Exercise prompt – Can you write out all of the material below, word for word?

Provided data –

....................

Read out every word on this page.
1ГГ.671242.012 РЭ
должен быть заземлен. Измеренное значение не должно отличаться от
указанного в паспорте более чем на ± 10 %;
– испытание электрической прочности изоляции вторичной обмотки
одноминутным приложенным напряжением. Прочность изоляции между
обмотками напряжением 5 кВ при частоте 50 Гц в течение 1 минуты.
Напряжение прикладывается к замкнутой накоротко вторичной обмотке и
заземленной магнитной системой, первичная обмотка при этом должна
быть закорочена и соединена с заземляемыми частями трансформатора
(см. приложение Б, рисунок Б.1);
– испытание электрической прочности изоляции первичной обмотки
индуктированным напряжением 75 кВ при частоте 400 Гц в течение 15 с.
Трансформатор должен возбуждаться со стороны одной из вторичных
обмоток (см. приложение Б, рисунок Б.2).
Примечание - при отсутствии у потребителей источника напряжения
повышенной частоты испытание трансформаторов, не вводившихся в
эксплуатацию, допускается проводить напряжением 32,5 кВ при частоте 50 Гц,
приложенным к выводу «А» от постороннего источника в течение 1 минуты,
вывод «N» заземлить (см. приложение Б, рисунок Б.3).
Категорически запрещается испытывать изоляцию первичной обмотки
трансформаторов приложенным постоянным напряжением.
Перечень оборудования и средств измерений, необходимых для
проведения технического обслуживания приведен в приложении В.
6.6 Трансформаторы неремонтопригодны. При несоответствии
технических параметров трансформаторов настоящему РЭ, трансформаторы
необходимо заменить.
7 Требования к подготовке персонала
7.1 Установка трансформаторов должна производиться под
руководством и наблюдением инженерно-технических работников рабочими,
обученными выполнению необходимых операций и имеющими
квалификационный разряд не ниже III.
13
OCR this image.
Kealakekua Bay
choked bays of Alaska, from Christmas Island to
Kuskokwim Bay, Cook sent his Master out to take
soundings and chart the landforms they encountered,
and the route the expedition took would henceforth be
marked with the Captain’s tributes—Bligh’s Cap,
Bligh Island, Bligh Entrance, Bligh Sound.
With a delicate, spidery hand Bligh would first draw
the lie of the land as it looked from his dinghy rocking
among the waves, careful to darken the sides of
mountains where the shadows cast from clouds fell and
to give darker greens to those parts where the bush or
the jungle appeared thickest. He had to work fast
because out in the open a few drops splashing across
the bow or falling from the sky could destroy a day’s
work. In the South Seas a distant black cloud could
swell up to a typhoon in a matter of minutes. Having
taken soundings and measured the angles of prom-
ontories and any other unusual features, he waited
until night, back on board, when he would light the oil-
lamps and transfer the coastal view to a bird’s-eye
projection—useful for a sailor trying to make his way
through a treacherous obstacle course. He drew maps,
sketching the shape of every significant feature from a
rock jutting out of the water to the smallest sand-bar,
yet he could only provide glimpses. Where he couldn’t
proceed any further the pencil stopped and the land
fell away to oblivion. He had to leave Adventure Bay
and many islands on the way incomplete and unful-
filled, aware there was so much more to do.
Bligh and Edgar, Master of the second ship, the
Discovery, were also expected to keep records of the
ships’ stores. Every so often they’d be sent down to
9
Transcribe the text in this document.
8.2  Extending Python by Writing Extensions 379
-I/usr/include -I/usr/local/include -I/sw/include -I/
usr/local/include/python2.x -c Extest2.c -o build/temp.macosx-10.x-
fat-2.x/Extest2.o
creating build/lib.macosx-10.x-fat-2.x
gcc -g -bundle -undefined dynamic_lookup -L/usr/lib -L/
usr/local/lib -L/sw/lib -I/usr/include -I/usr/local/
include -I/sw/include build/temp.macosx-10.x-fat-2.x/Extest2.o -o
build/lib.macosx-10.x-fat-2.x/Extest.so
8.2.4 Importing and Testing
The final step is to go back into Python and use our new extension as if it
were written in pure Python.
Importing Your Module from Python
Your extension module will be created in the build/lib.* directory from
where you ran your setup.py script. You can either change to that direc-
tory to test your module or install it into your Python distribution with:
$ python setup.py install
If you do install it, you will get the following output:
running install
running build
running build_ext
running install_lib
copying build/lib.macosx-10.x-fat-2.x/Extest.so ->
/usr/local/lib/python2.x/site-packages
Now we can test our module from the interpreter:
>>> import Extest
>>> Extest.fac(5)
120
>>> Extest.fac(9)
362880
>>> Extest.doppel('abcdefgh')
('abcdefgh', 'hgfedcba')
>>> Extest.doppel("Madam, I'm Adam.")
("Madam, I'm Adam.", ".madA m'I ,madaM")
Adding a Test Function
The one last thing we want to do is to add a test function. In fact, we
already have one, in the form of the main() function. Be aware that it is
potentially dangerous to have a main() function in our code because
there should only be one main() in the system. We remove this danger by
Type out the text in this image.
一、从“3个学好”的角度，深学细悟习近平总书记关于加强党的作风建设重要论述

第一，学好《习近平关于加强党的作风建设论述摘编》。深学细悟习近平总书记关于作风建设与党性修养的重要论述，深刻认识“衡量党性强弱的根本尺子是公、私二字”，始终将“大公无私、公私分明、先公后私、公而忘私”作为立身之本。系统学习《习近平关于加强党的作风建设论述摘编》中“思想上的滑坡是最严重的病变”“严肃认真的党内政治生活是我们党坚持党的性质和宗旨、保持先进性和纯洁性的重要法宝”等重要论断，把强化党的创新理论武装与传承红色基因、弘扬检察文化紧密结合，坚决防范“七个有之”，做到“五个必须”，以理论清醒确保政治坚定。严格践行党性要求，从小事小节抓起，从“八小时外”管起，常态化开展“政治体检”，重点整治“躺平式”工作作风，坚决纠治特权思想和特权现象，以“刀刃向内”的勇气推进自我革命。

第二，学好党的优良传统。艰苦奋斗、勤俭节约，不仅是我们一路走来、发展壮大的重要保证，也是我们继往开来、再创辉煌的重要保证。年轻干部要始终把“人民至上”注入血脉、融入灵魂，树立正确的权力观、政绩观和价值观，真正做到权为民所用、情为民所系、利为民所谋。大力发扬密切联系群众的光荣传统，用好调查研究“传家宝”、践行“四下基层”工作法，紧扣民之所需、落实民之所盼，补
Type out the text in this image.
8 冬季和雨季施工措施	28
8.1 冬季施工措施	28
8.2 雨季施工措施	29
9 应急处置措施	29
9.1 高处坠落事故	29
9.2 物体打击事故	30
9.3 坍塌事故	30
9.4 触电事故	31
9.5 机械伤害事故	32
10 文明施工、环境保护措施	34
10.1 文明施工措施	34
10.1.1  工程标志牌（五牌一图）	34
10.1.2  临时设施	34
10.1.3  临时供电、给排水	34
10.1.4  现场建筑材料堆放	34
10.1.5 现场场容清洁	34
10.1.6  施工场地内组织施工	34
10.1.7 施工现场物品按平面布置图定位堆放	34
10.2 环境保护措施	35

....................

Solved exercise –
Read out every word on this page.
1ГГ.671242.012 РЭ
должен быть заземлен. Измеренное значение не должно отличаться от
указанного в паспорте более чем на ± 10 %;
– испытание электрической прочности изоляции вторичной обмотки
одноминутным приложенным напряжением. Прочность изоляции между
обмотками напряжением 5 кВ при частоте 50 Гц в течение 1 минуты.
Напряжение прикладывается к замкнутой накоротко вторичной обмотке и
заземленной магнитной системой, первичная обмотка при этом должна
быть закорочена и соединена с заземляемыми частями трансформатора
(см. приложение Б, рисунок Б.1);
– испытание электрической прочности изоляции первичной обмотки
индуктированным напряжением 75 кВ при частоте 400 Гц в течение 15 с.
Трансформатор должен возбуждаться со стороны одной из вторичных
обмоток (см. приложение Б, рисунок Б.2).
Примечание - при отсутствии у потребителей источника напряжения
повышенной частоты испытание трансформаторов, не вводившихся в
эксплуатацию, допускается проводить напряжением 32,5 кВ при частоте 50 Гц,
приложенным к выводу «А» от постороннего источника в течение 1 минуты,
вывод «N» заземлить (см. приложение Б, рисунок Б.3).
Категорически запрещается испытывать изоляцию первичной обмотки
трансформаторов приложенным постоянным напряжением.
Перечень оборудования и средств измерений, необходимых для
проведения технического обслуживания приведен в приложении В.
6.6 Трансформаторы неремонтопригодны. При несоответствии
технических параметров трансформаторов настоящему РЭ, трансформаторы
необходимо заменить.
7 Требования к подготовке персонала
7.1 Установка трансформаторов должна производиться под
руководством и наблюдением инженерно-технических работников рабочими,
обученными выполнению необходимых операций и имеющими
квалификационный разряд не ниже III.
13
OCR this image.
Kealakekua Bay
choked bays of Alaska, from Christmas Island to
Kuskokwim Bay, Cook sent his Master out to take
soundings and chart the landforms they encountered,
and the route the expedition took would henceforth be
marked with the Captain’s tributes—Bligh’s Cap,
Bligh Island, Bligh Entrance, Bligh Sound.
With a delicate, spidery hand Bligh would first draw
the lie of the land as it looked from his dinghy rocking
among the waves, careful to darken the sides of
mountains where the shadows cast from clouds fell and
to give darker greens to those parts where the bush or
the jungle appeared thickest. He had to work fast
because out in the open a few drops splashing across
the bow or falling from the sky could destroy a day’s
work. In the South Seas a distant black cloud could
swell up to a typhoon in a matter of minutes. Having
taken soundings and measured the angles of prom-
ontories and any other unusual features, he waited
until night, back on board, when he would light the oil-
lamps and transfer the coastal view to a bird’s-eye
projection—useful for a sailor trying to make his way
through a treacherous obstacle course. He drew maps,
sketching the shape of every significant feature from a
rock jutting out of the water to the smallest sand-bar,
yet he could only provide glimpses. Where he couldn’t
proceed any further the pencil stopped and the land
fell away to oblivion. He had to leave Adventure Bay
and many islands on the way incomplete and unful-
filled, aware there was so much more to do.
Bligh and Edgar, Master of the second ship, the
Discovery, were also expected to keep records of the
ships’ stores. Every so often they’d be sent down to
9
Transcribe the text in this document.
8.2  Extending Python by Writing Extensions 379
-I/usr/include -I/usr/local/include -I/sw/include -I/
usr/local/include/python2.x -c Extest2.c -o build/temp.macosx-10.x-
fat-2.x/Extest2.o
creating build/lib.macosx-10.x-fat-2.x
gcc -g -bundle -undefined dynamic_lookup -L/usr/lib -L/
usr/local/lib -L/sw/lib -I/usr/include -I/usr/local/
include -I/sw/include build/temp.macosx-10.x-fat-2.x/Extest2.o -o
build/lib.macosx-10.x-fat-2.x/Extest.so
8.2.4 Importing and Testing
The final step is to go back into Python and use our new extension as if it
were written in pure Python.
Importing Your Module from Python
Your extension module will be created in the build/lib.* directory from
where you ran your setup.py script. You can either change to that direc-
tory to test your module or install it into your Python distribution with:
$ python setup.py install
If you do install it, you will get the following output:
running install
running build
running build_ext
running install_lib
copying build/lib.macosx-10.x-fat-2.x/Extest.so ->
/usr/local/lib/python2.x/site-packages
Now we can test our module from the interpreter:
>>> import Extest
>>> Extest.fac(5)
120
>>> Extest.fac(9)
362880
>>> Extest.doppel('abcdefgh')
('abcdefgh', 'hgfedcba')
>>> Extest.doppel("Madam, I'm Adam.")
("Madam, I'm Adam.", ".madA m'I ,madaM")
Adding a Test Function
The one last thing we want to do is to add a test function. In fact, we
already have one, in the form of the main() function. Be aware that it is
potentially dangerous to have a main() function in our code because
there should only be one main() in the system. We remove this danger by
Type out the text in this image.
一、从“3个学好”的角度，深学细悟习近平总书记关于加强党的作风建设重要论述

第一，学好《习近平关于加强党的作风建设论述摘编》。深学细悟习近平总书记关于作风建设与党性修养的重要论述，深刻认识“衡量党性强弱的根本尺子是公、私二字”，始终将“大公无私、公私分明、先公后私、公而忘私”作为立身之本。系统学习《习近平关于加强党的作风建设论述摘编》中“思想上的滑坡是最严重的病变”“严肃认真的党内政治生活是我们党坚持党的性质和宗旨、保持先进性和纯洁性的重要法宝”等重要论断，把强化党的创新理论武装与传承红色基因、弘扬检察文化紧密结合，坚决防范“七个有之”，做到“五个必须”，以理论清醒确保政治坚定。严格践行党性要求，从小事小节抓起，从“八小时外”管起，常态化开展“政治体检”，重点整治“躺平式”工作作风，坚决纠治特权思想和特权现象，以“刀刃向内”的勇气推进自我革命。

第二，学好党的优良传统。艰苦奋斗、勤俭节约，不仅是我们一路走来、发展壮大的重要保证，也是我们继往开来、再创辉煌的重要保证。年轻干部要始终把“人民至上”注入血脉、融入灵魂，树立正确的权力观、政绩观和价值观，真正做到权为民所用、情为民所系、利为民所谋。大力发扬密切联系群众的光荣传统，用好调查研究“传家宝”、践行“四下基层”工作法，紧扣民之所需、落实民之所盼，补
Type out the text in this image.
8 冬季和雨季施工措施	28
8.1 冬季施工措施	28
8.2 雨季施工措施	29
9 应急处置措施	29
9.1 高处坠落事故	29
9.2 物体打击事故	30
9.3 坍塌事故	30
9.4 触电事故	31
9.5 机械伤害事故	32
10 文明施工、环境保护措施	34
10.1 文明施工措施	34
10.1.1  工程标志牌（五牌一图）	34
10.1.2  临时设施	34
10.1.3  临时供电、给排水	34
10.1.4  现场建筑材料堆放	34
10.1.5 现场场容清洁	34
10.1.6  施工场地内组织施工	34
10.1.7 施工现场物品按平面布置图定位堆放	34
10.2 环境保护措施	35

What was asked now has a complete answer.